## [What is asked]
a: Copy from the passage on working from home, starting with "I know it sounds" and going on through "well for us.".
b: In the passage on working from home, list the things the writer says they enjoy in the sentence beginning "I enjoy the flexibility".
c: Carry the passage on working from home further, starting after its final sentence.

I know it sounds dramatic, but the guilt that accompanies working from home is very real and something I never anticipated.

From a young age, I envisioned myself as a stay-at-home mom. I assumed I would work for a bit, get married, have kids, and devote myself entirely to motherhood. I did work for a while, and then I got married; however, when our first child arrived, we simply couldn’t afford for me to stop working altogether. So, I launched a small editing business from home, allowing me to earn a bit of income while keeping my professional skills sharp. Soon, I wanted more consistent work and began online tutoring, organizing my hours around my partner’s schedule. It worked out well for us.

Fast forward 15 years, and I’ve held at least seven different work-from-home roles, often juggling multiple jobs at once. For the most part, it’s been wonderful. I enjoy the flexibility of setting my own schedule, being present for my children during the day, staying engaged professionally, and contributing to our household finances. I genuinely feel fortunate to have secured work I can do from home for so long.

## [Supplied data]
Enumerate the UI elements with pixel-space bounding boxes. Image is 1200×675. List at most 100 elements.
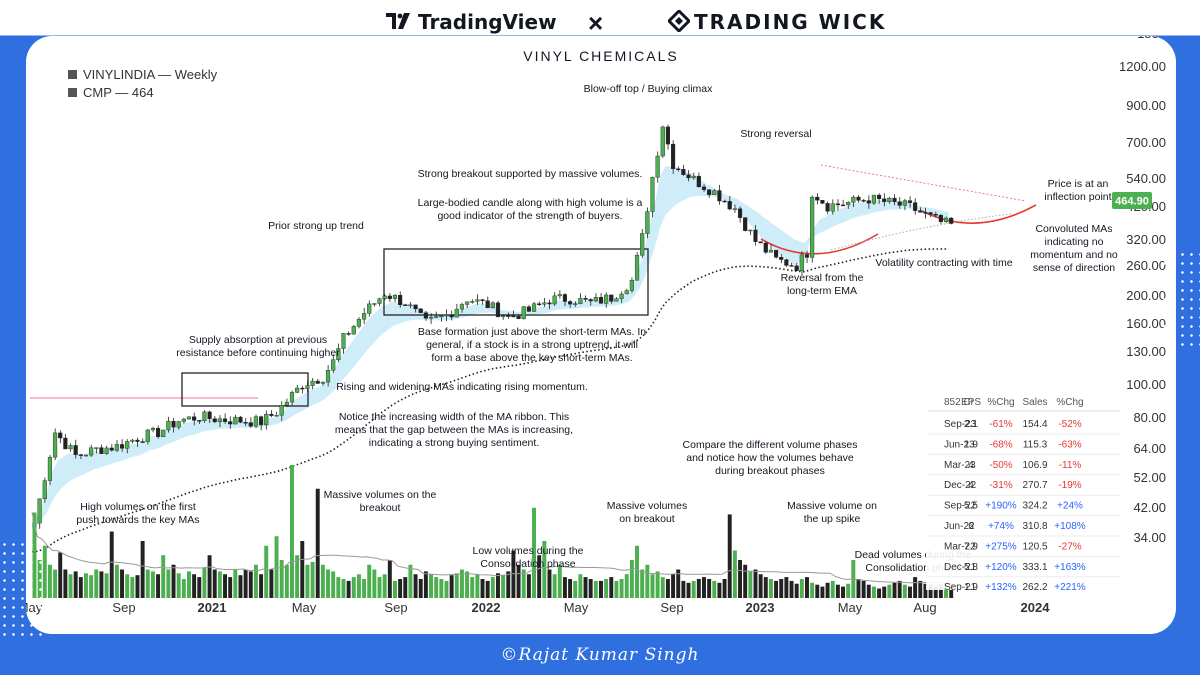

## [Responses to the tasks]
a:
I know it sounds dramatic, but the guilt that accompanies working from home is very real and something I never anticipated.

From a young age, I envisioned myself as a stay-at-home mom. I assumed I would work for a bit, get married, have kids, and devote myself entirely to motherhood. I did work for a while, and then I got married; however, when our first child arrived, we simply couldn’t afford for me to stop working altogether. So, I launched a small editing business from home, allowing me to earn a bit of income while keeping my professional skills sharp. Soon, I wanted more consistent work and began online tutoring, organizing my hours around my partner’s schedule. It worked out well for us.

b:
- The flexibility of setting their own schedule
- Being present for their children during the day
- Staying engaged professionally
- Contributing to their household finances

c:
Challenges of Working From Home

However, it’s not all smooth sailing.

Working from home means my professional and personal lives exist in the same space. There’s no clear boundary between when I’m “on” and when I’m “off.” While I appreciate the freedom to create my own schedule, that very flexibility can also be my downfall. If I’m not disciplined with my time, which is not exactly my forte, it’s easy to blur the lines between work and home. I often find myself working in spurts throughout the day and evening, leading to a feeling of being constantly occupied, even though I technically only work part-time hours.

I worry my kids perceive this as well. I’m physically present, but I’m not always mentally available. They see me at the computer, but to them, that doesn’t necessarily mean “working.” They simply understand that Mom can’t give them her undivided attention.

And bless their hearts, they’re not much help with that. When I wake up early to squeeze in some work before they rise, they somehow wake up early too. If I wait until they’re asleep to tackle my tasks, they’ll inevitably call for me from their beds or suddenly want to discuss their deepest feelings late into the night.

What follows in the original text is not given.